Provided information
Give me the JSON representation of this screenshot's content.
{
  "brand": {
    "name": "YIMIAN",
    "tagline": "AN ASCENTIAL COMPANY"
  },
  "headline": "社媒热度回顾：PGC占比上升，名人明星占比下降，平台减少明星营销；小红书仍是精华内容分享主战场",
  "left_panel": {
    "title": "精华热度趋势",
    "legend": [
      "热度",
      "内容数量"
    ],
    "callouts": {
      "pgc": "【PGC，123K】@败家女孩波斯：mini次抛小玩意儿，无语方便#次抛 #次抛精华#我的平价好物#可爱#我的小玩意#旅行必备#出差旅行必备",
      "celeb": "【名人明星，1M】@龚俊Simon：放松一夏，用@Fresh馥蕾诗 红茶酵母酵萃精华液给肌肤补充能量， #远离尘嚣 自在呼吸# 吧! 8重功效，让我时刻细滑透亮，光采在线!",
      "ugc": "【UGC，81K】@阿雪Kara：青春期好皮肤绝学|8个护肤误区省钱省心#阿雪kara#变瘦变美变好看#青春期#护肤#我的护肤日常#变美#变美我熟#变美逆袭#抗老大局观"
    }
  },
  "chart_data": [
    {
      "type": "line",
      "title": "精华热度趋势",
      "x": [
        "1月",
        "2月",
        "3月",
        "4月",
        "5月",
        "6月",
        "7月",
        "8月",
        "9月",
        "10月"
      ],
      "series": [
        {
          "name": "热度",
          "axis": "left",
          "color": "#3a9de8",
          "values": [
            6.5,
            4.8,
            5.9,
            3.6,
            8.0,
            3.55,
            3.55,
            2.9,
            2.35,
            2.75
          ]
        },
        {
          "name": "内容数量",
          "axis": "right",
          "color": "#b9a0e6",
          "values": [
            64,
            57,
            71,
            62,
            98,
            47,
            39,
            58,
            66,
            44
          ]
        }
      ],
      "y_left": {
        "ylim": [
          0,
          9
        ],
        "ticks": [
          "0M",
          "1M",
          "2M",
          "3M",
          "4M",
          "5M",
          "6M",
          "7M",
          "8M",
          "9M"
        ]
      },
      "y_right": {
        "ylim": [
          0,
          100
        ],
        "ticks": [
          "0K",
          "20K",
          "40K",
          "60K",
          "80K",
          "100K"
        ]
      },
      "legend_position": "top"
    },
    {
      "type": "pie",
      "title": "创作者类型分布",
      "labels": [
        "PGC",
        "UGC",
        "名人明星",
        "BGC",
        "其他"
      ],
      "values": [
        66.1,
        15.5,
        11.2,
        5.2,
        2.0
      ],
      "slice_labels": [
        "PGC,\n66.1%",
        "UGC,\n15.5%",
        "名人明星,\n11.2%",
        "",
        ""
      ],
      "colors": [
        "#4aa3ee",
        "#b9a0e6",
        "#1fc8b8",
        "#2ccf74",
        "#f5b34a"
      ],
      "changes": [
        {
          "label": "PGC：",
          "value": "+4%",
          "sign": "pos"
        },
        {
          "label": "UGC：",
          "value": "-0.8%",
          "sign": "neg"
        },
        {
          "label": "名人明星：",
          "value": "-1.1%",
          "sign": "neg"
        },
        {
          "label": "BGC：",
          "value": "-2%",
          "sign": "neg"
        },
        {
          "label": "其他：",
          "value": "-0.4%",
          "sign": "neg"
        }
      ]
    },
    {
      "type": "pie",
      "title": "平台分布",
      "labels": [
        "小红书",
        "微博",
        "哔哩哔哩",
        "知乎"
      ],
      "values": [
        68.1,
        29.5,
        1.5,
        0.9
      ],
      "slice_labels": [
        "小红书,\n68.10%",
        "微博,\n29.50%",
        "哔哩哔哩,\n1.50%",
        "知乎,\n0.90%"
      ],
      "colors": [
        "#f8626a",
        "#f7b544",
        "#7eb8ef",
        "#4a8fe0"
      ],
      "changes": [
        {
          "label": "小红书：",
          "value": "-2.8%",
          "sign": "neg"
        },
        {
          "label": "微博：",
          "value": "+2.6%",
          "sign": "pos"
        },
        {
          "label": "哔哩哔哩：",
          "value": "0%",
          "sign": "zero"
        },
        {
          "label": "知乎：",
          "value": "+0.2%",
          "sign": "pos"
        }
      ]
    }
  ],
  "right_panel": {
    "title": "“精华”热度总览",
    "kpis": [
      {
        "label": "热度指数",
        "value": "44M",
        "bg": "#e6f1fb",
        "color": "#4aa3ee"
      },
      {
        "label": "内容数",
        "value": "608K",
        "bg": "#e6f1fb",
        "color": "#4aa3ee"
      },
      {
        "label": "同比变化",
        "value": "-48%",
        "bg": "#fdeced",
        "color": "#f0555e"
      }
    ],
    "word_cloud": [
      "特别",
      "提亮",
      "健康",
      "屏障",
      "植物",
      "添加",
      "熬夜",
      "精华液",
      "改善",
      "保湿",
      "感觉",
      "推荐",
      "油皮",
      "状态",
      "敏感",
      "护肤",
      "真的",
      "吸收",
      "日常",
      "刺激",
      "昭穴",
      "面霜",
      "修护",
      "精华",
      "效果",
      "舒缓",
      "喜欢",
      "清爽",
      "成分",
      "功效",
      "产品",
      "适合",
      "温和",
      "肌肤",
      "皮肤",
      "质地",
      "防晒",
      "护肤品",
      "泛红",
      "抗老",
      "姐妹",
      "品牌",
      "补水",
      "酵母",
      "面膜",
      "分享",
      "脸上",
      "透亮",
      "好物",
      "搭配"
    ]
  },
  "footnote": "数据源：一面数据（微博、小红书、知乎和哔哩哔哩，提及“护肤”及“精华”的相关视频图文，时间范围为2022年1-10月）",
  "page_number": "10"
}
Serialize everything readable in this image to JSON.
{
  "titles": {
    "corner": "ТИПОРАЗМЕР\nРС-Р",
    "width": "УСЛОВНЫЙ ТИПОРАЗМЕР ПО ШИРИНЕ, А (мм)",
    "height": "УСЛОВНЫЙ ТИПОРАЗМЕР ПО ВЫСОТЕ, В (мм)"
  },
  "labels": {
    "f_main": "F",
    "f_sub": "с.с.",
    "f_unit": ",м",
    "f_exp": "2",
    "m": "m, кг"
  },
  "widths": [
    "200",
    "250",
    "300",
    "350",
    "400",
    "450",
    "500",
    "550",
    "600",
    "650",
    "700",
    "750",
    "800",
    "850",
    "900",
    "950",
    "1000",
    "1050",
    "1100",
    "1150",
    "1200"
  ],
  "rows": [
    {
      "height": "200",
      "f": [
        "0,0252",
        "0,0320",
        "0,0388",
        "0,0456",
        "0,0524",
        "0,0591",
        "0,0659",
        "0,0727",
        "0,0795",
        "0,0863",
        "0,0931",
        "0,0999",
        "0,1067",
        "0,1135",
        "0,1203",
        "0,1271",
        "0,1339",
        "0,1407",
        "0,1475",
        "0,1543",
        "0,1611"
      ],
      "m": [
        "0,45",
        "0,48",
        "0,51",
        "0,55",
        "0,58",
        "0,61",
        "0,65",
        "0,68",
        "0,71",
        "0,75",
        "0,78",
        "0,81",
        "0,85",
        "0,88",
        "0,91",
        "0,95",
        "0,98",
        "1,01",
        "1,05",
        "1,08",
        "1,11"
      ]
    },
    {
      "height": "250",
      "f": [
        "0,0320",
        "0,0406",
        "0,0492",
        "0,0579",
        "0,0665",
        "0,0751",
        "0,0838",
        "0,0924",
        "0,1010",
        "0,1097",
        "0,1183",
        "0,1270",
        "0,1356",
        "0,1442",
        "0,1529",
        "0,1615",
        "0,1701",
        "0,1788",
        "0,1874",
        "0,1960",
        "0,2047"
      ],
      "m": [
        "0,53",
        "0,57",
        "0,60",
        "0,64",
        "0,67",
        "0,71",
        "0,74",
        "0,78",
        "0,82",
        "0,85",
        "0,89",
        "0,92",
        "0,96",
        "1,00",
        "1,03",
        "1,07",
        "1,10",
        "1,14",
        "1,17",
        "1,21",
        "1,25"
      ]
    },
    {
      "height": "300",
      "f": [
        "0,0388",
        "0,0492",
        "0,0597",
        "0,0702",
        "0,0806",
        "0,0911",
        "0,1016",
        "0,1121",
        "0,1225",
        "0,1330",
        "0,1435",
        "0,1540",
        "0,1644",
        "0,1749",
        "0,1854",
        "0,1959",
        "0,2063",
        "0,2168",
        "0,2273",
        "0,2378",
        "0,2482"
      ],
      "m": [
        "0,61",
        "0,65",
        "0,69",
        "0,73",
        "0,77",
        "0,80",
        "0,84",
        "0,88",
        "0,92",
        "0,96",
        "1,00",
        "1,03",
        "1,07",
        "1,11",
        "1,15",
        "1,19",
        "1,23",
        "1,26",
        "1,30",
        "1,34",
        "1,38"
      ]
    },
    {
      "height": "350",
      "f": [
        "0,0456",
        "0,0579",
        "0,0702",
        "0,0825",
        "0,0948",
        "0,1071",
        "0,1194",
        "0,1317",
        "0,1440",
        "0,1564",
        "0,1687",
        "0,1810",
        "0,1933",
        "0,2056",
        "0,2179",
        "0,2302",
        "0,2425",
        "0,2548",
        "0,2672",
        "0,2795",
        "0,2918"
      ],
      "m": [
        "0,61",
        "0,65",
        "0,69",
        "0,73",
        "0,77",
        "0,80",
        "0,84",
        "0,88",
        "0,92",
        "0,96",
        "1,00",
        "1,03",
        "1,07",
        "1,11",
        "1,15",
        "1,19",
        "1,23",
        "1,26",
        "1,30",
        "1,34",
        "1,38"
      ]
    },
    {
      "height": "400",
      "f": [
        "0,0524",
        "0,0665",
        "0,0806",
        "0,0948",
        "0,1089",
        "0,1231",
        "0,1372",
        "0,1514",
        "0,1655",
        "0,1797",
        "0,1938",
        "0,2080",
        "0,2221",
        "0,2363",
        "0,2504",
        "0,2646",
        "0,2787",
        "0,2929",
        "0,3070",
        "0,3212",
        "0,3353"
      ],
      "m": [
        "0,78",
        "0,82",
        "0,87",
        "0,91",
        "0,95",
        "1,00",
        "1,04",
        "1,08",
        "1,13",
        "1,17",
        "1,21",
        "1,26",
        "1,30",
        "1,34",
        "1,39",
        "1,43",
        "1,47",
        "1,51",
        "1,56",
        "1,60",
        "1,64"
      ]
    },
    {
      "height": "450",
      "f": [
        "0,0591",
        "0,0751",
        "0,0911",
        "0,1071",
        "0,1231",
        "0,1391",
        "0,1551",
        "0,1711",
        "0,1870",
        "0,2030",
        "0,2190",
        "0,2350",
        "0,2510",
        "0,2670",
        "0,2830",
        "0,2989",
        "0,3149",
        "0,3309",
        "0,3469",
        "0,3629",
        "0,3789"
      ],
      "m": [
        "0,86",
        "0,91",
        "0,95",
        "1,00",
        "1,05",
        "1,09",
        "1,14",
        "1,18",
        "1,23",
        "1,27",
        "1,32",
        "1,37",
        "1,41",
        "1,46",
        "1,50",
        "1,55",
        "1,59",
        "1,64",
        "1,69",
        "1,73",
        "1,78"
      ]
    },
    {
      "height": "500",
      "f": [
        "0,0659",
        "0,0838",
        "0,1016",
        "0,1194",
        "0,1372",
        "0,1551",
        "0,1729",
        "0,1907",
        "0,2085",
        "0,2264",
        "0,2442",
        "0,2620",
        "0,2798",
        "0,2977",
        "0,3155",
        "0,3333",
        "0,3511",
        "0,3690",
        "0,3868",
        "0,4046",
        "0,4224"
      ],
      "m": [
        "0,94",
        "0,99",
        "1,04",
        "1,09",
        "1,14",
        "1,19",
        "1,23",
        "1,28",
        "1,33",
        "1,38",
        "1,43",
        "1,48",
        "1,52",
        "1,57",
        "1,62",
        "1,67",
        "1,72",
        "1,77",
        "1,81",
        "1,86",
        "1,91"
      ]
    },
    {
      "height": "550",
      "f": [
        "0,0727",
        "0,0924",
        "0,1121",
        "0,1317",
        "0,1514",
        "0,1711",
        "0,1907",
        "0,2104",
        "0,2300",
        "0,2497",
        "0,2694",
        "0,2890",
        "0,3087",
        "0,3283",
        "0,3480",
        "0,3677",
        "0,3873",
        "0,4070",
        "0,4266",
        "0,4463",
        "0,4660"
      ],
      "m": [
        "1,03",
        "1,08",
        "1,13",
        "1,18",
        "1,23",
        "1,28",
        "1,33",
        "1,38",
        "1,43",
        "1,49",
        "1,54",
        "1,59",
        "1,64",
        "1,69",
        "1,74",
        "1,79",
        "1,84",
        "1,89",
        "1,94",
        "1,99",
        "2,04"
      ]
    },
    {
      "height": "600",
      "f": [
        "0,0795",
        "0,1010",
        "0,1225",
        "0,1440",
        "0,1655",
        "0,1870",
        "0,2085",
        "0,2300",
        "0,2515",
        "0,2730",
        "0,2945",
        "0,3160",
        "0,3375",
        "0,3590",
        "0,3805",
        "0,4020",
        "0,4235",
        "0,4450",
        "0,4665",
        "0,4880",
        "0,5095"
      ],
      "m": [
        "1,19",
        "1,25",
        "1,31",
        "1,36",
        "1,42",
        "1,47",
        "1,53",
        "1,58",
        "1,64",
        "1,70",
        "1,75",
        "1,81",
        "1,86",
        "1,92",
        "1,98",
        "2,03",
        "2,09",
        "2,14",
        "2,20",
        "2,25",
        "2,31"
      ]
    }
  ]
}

Exercise task
Look through the entries above for the word "height". Copy every line where it shows up.

Solution
    "height": "УСЛОВНЫЙ ТИПОРАЗМЕР ПО ВЫСОТЕ, В (мм)"
      "height": "200",
      "height": "250",
      "height": "300",
      "height": "350",
      "height": "400",
      "height": "450",
      "height": "500",
      "height": "550",
      "height": "600",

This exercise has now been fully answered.